What the exercise asks
Seek out every line containing the word "هایتان", and copy each.

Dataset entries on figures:

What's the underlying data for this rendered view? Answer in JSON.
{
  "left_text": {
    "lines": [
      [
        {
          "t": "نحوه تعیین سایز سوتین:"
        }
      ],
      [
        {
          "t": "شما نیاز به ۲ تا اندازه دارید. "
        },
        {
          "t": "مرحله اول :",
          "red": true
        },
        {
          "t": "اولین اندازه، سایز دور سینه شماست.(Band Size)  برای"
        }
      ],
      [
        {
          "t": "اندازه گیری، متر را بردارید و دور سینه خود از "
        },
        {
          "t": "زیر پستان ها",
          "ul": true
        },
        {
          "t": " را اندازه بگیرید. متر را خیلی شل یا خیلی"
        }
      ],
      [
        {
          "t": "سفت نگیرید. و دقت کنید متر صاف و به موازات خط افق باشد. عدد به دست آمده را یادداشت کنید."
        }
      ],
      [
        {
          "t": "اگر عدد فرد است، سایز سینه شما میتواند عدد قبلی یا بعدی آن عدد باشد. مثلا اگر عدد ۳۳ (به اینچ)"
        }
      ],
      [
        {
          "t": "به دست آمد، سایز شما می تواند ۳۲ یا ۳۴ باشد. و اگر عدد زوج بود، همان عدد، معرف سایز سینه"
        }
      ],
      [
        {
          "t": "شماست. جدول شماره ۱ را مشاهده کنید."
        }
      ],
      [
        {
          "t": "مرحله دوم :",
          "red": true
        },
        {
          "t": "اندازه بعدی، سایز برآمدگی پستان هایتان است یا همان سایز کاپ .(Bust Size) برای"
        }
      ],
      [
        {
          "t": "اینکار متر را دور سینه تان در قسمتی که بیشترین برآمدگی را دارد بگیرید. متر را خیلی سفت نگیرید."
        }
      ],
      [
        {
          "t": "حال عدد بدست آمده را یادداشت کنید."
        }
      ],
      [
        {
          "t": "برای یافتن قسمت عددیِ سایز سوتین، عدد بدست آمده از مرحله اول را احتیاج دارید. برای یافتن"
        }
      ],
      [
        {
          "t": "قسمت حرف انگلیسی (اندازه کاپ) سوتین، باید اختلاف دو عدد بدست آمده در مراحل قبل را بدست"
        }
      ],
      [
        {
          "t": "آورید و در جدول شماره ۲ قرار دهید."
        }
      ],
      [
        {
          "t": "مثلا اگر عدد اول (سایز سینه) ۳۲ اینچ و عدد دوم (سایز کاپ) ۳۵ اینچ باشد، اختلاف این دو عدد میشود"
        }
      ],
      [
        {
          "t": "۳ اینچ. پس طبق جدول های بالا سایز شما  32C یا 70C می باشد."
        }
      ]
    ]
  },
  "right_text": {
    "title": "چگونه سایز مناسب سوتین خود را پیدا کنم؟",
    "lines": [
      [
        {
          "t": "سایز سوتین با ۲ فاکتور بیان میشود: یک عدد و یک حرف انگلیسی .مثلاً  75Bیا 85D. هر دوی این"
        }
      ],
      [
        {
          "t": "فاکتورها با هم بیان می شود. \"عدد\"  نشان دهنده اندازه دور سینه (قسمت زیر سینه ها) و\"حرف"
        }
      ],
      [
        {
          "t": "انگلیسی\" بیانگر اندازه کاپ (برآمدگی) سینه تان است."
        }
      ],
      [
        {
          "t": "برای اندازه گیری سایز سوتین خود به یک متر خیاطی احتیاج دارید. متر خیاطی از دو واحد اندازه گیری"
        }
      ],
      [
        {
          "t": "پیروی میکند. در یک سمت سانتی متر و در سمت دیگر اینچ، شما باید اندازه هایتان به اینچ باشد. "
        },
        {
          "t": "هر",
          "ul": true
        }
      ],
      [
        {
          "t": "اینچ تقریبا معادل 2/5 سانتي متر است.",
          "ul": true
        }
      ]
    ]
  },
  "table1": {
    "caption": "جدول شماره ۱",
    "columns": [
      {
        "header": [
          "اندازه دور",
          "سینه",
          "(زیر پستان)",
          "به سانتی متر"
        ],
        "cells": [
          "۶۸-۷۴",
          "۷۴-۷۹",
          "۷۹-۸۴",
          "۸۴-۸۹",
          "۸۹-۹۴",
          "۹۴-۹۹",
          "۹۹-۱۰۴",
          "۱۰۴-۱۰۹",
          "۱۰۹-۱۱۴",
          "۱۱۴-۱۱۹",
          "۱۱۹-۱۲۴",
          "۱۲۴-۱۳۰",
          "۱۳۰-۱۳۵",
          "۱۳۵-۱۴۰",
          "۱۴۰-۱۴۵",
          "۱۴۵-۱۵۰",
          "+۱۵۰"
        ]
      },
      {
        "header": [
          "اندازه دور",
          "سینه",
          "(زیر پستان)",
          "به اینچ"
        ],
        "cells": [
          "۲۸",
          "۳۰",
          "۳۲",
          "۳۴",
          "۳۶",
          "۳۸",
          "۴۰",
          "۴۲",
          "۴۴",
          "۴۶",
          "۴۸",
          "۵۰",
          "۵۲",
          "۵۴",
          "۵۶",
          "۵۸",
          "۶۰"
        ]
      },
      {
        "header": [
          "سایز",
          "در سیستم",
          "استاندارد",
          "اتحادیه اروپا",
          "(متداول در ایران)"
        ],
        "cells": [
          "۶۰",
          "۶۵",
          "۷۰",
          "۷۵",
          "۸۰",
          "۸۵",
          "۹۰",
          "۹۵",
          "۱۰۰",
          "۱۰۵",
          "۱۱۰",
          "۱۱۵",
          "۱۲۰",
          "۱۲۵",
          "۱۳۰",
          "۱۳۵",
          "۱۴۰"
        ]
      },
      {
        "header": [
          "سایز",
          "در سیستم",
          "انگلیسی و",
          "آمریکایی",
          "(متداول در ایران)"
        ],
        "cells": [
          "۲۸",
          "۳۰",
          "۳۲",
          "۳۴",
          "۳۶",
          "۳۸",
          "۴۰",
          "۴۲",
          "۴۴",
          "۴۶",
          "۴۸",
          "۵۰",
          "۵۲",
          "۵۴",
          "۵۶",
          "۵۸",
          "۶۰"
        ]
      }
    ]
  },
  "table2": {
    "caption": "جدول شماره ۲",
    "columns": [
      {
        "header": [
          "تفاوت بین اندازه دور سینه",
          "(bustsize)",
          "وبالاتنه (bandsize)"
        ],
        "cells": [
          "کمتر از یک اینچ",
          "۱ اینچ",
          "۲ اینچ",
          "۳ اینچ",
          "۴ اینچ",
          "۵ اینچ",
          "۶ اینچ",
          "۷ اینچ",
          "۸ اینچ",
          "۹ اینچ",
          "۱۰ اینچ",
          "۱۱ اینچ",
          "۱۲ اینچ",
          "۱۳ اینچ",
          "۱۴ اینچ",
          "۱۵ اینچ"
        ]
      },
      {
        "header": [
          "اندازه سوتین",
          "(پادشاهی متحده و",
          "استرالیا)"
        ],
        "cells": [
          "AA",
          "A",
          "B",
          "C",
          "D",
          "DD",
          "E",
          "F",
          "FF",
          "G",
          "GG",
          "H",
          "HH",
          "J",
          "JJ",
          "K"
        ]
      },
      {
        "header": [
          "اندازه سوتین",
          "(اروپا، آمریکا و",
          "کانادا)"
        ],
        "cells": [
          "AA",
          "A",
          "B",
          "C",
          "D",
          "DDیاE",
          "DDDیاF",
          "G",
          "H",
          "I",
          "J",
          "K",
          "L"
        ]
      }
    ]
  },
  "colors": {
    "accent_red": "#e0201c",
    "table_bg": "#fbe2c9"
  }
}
---
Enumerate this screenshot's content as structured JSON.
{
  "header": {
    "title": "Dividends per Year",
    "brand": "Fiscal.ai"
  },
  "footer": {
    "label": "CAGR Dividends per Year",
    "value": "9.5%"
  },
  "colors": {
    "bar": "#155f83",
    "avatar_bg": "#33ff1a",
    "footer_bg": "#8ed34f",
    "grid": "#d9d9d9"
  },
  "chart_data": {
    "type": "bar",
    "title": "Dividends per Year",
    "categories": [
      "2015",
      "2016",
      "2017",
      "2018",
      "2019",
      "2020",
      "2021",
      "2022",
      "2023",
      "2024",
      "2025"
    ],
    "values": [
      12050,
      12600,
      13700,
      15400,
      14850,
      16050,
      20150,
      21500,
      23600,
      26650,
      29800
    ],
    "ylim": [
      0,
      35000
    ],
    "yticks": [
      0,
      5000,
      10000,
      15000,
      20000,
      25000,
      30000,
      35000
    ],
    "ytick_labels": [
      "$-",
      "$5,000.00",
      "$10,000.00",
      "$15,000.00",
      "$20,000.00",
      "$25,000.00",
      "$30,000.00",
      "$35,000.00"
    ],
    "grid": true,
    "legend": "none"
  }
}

The completed task
          "t": "اندازه بعدی، سایز برآمدگی پستان هایتان است یا همان سایز کاپ .(Bust Size) برای"
          "t": "پیروی میکند. در یک سمت سانتی متر و در سمت دیگر اینچ، شما باید اندازه هایتان به اینچ باشد. "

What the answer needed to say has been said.